What you are asked to do: Copy, from the entries below, each line where the word "with" can be found.

Information provided:
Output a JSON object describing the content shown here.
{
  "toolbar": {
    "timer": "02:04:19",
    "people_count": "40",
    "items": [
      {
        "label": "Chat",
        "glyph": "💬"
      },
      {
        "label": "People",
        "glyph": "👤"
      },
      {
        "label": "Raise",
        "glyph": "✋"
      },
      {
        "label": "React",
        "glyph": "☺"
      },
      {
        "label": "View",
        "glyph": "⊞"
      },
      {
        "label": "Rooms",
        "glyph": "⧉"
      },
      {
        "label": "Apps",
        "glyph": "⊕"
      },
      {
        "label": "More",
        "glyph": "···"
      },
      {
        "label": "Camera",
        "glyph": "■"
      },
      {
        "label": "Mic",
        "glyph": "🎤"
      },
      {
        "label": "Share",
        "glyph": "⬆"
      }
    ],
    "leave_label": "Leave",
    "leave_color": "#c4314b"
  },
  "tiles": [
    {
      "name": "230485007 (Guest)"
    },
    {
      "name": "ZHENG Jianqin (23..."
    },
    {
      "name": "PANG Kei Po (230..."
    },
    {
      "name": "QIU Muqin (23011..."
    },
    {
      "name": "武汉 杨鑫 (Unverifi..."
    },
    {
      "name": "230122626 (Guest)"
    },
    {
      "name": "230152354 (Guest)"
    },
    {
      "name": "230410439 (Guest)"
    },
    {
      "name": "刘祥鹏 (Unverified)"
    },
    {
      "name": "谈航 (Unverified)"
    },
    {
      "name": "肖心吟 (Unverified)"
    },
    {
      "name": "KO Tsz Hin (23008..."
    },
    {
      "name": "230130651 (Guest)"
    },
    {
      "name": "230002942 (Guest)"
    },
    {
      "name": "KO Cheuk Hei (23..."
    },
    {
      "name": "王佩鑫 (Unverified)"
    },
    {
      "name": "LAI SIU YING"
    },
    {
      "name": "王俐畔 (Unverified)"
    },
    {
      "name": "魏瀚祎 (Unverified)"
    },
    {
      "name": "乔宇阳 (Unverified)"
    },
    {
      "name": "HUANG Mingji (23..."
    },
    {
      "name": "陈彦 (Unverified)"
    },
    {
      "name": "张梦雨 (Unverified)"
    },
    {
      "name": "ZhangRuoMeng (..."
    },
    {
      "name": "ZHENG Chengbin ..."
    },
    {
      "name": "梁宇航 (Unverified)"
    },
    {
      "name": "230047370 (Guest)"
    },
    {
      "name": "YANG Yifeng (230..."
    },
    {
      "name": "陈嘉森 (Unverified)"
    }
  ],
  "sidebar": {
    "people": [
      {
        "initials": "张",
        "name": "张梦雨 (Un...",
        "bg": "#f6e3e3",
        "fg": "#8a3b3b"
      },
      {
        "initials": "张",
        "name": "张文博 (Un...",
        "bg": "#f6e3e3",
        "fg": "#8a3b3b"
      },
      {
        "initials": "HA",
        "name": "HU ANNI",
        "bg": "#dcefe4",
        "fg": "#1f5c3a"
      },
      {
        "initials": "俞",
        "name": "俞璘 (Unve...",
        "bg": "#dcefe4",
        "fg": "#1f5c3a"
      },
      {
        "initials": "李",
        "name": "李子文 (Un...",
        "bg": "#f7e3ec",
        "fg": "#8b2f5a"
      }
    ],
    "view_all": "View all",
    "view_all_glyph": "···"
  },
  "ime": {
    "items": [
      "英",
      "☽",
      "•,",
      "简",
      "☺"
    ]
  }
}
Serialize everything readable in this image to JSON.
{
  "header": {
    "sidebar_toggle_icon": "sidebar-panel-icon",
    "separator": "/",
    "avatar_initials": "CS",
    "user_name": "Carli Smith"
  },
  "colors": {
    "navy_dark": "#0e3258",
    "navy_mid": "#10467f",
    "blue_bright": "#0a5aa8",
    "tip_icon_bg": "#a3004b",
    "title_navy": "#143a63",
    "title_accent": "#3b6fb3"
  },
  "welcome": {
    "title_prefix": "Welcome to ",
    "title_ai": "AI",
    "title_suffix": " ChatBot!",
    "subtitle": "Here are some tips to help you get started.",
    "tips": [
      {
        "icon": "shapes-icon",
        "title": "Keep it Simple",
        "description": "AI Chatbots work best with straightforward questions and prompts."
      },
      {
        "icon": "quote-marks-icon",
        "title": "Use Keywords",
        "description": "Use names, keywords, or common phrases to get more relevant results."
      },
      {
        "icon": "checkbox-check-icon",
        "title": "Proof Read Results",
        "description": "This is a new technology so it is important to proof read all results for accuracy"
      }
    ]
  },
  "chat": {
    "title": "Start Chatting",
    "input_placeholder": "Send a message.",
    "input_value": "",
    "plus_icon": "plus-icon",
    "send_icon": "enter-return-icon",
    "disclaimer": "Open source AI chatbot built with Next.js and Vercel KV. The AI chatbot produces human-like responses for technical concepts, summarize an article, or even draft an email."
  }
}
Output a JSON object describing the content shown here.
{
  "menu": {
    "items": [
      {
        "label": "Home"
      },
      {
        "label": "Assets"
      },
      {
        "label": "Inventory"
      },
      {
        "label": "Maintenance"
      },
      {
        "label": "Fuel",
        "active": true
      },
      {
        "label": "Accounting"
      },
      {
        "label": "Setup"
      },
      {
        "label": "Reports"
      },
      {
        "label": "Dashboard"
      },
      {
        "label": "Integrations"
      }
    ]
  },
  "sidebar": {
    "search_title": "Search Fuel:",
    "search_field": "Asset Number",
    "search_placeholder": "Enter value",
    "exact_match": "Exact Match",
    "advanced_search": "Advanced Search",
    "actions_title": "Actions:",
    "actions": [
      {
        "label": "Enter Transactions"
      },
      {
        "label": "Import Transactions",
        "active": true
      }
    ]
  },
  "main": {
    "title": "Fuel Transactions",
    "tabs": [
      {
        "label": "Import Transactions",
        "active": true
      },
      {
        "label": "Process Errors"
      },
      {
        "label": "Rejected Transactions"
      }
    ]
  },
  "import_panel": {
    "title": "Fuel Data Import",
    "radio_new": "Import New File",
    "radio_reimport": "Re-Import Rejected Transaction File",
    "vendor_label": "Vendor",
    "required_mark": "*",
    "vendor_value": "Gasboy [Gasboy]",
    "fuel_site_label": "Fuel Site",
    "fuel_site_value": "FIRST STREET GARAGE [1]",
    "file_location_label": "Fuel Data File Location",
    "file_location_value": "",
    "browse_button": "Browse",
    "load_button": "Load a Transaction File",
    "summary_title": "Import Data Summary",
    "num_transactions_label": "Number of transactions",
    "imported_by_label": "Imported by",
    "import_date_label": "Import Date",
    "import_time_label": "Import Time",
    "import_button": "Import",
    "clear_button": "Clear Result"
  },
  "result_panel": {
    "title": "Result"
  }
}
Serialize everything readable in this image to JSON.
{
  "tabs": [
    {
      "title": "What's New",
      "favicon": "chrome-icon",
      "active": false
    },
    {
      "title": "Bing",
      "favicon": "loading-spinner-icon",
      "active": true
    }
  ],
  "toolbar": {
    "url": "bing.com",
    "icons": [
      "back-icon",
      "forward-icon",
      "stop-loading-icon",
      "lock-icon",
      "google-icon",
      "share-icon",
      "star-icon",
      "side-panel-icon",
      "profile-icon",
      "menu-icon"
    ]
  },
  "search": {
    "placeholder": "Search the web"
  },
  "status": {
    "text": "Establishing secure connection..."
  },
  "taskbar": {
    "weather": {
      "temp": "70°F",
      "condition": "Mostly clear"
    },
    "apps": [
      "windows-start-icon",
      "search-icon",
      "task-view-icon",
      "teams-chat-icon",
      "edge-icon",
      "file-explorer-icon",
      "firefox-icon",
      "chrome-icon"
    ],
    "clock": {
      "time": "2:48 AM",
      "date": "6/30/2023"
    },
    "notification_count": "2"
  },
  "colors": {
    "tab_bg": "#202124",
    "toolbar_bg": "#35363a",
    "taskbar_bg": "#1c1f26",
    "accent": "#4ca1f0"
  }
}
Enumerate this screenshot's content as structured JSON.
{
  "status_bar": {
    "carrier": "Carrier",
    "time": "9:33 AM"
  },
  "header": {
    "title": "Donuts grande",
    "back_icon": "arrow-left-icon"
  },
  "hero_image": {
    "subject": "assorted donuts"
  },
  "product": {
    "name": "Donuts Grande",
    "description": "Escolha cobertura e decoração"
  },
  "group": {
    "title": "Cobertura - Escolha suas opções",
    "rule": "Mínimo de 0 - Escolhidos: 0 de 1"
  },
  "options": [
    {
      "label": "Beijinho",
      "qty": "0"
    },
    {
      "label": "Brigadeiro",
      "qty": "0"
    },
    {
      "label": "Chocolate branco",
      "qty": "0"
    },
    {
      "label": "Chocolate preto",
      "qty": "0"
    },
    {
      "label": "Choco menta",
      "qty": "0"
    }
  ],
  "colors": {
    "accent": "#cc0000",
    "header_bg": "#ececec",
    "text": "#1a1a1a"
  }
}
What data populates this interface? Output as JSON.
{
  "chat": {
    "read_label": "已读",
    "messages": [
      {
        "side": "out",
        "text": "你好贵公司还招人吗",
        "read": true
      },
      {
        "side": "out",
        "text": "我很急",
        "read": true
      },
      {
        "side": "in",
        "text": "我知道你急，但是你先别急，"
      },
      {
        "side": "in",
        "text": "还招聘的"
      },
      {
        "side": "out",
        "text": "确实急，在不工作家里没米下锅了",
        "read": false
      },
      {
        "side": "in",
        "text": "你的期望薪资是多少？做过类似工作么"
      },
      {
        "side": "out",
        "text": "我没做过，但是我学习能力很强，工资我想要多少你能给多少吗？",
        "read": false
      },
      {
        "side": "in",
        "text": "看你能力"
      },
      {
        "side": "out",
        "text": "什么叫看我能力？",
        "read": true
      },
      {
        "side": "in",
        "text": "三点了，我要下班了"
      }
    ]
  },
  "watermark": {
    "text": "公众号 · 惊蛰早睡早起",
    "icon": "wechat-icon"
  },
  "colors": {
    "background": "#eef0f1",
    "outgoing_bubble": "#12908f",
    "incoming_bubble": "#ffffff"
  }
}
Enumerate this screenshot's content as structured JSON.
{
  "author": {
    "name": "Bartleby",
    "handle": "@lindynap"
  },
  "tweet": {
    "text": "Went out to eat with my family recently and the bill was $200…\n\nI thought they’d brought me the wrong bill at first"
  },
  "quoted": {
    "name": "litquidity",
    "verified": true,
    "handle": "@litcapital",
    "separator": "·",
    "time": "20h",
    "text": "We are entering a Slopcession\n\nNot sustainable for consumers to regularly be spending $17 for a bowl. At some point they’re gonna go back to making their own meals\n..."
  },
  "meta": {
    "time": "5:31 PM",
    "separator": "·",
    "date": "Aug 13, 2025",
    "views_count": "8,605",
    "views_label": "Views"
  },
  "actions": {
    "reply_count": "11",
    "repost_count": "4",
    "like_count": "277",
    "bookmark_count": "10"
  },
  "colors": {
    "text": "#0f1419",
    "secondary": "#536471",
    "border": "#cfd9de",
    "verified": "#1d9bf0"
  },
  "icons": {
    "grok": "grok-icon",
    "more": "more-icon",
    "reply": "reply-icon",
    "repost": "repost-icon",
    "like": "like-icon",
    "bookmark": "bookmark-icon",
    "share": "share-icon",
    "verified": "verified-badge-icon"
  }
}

Correct result:
        "description": "AI Chatbots work best with straightforward questions and prompts."
    "disclaimer": "Open source AI chatbot built with Next.js and Vercel KV. The AI chatbot produces human-like responses for technical concepts, summarize an article, or even draft an email."
    "text": "Went out to eat with my family recently and the bill was $200…\n\nI thought they’d brought me the wrong bill at first"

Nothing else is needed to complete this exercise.